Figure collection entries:
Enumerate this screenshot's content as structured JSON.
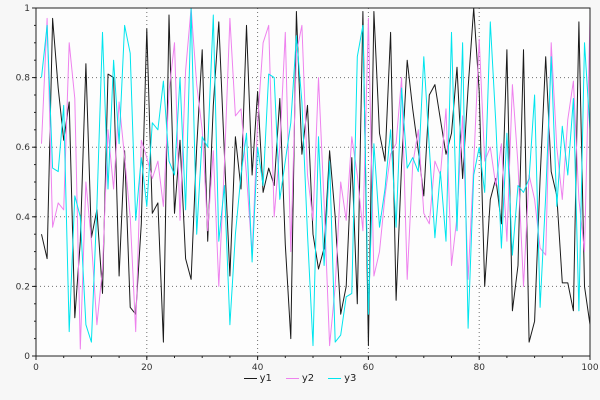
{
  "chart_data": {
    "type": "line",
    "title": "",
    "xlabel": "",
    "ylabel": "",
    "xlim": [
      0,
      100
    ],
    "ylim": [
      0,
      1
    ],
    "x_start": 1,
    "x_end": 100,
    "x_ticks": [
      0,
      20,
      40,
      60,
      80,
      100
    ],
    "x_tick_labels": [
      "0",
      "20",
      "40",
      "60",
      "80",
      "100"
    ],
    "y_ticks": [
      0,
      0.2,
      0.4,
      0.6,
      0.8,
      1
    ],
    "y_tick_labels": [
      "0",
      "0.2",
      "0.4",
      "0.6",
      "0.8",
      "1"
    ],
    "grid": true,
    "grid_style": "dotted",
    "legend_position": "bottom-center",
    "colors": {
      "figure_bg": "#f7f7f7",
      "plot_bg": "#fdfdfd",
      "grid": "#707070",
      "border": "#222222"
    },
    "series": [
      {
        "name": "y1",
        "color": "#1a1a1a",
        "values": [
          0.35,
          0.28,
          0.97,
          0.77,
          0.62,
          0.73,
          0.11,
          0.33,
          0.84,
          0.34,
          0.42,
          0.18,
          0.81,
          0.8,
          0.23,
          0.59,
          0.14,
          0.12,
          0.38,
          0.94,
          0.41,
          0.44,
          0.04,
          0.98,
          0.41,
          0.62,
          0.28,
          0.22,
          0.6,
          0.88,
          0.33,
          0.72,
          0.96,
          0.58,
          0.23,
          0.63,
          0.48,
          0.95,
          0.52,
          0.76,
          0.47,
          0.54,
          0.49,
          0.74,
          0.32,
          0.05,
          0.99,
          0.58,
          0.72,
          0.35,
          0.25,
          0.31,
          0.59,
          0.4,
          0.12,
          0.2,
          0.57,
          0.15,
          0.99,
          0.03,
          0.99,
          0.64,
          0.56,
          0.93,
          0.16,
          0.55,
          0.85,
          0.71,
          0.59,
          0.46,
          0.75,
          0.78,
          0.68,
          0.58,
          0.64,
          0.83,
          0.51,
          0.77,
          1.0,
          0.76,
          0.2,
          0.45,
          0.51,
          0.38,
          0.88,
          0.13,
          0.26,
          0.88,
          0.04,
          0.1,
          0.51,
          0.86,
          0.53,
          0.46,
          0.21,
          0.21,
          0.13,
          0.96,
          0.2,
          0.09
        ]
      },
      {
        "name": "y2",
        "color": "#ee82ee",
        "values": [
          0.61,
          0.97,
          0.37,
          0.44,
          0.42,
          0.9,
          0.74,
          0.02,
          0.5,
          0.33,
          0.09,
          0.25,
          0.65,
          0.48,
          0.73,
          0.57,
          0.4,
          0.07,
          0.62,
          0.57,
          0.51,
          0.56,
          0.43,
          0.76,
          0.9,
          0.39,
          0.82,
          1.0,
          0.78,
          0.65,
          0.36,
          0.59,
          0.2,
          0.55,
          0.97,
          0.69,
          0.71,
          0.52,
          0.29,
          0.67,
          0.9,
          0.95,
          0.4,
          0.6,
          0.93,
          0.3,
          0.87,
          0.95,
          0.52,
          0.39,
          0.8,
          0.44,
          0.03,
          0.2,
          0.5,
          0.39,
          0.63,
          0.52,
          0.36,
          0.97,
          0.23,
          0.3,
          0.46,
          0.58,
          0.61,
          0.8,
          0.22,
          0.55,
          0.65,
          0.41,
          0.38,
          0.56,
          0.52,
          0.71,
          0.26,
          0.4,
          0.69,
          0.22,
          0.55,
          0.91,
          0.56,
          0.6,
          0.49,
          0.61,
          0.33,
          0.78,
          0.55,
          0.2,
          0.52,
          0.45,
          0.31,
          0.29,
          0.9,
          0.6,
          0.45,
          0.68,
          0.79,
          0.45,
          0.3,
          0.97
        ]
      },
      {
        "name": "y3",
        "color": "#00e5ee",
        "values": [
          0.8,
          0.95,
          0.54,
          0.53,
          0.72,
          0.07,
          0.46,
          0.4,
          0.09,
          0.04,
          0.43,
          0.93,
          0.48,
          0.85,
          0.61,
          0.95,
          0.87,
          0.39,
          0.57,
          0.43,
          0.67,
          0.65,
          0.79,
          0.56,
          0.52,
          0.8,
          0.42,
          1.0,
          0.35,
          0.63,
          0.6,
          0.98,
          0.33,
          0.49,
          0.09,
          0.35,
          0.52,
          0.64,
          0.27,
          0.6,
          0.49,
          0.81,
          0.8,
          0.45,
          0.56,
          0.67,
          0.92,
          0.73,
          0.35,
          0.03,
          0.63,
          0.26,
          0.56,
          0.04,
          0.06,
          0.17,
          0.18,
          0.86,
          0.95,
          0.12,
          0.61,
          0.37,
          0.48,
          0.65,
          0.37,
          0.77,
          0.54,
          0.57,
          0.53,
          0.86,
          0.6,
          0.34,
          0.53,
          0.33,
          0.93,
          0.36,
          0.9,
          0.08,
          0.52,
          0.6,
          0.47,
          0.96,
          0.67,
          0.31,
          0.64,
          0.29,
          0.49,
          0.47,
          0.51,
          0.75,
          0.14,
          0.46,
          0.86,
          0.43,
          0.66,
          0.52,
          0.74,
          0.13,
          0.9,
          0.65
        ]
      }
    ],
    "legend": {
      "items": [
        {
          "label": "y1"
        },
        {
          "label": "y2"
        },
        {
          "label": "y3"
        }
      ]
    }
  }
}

* * *

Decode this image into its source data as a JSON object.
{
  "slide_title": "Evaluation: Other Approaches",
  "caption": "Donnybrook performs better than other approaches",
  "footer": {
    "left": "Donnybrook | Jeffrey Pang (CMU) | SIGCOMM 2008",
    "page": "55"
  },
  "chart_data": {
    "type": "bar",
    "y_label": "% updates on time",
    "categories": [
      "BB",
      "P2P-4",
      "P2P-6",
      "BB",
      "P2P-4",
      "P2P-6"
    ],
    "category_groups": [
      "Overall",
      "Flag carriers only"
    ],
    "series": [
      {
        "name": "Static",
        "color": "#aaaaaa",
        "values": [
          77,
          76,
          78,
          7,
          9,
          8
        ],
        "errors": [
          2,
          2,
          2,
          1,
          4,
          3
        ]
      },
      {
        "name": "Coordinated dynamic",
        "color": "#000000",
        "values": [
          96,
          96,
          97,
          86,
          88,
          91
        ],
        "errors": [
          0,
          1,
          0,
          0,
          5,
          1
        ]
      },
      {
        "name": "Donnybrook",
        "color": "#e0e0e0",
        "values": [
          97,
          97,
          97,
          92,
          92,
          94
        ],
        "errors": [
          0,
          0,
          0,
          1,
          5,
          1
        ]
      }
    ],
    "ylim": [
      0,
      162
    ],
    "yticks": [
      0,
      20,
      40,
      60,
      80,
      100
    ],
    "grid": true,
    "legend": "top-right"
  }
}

*Exercise task*:
Say, as a single number and nothing more, how many lines of the entries contain the word "Donnybrook".

*The reply*:
3